## Dataset items
= = = = =

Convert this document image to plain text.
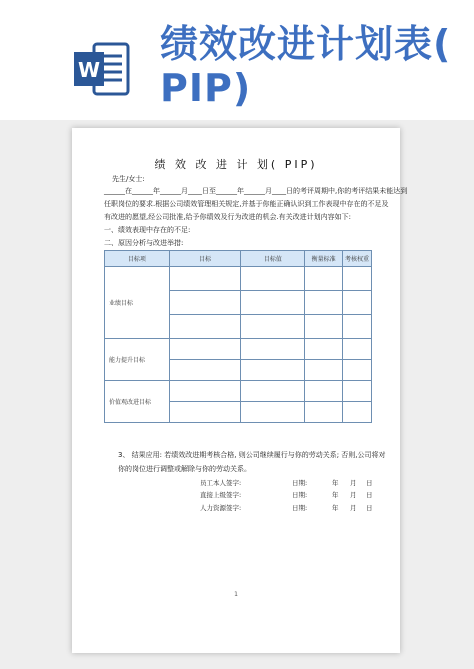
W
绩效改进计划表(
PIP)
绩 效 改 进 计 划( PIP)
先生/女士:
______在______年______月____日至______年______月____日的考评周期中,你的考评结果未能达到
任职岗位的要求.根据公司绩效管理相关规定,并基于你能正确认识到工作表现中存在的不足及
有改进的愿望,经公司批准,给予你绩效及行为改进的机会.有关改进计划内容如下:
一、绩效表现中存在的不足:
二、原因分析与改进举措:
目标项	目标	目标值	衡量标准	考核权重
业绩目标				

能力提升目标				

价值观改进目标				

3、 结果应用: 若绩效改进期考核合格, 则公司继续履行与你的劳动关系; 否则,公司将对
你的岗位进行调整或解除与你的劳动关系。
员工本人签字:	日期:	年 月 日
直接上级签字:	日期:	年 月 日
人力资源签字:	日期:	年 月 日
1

= = = = =

## Goal
The records above are to be reproduced exactly; the pictures are to be left out.

## Finished answer
Convert this document image to plain text.
W
绩效改进计划表(
PIP)
绩 效 改 进 计 划( PIP)
先生/女士:
______在______年______月____日至______年______月____日的考评周期中,你的考评结果未能达到
任职岗位的要求.根据公司绩效管理相关规定,并基于你能正确认识到工作表现中存在的不足及
有改进的愿望,经公司批准,给予你绩效及行为改进的机会.有关改进计划内容如下:
一、绩效表现中存在的不足:
二、原因分析与改进举措:
目标项	目标	目标值	衡量标准	考核权重
业绩目标				

能力提升目标				

价值观改进目标				

3、 结果应用: 若绩效改进期考核合格, 则公司继续履行与你的劳动关系; 否则,公司将对
你的岗位进行调整或解除与你的劳动关系。
员工本人签字:	日期:	年 月 日
直接上级签字:	日期:	年 月 日
人力资源签字:	日期:	年 月 日
1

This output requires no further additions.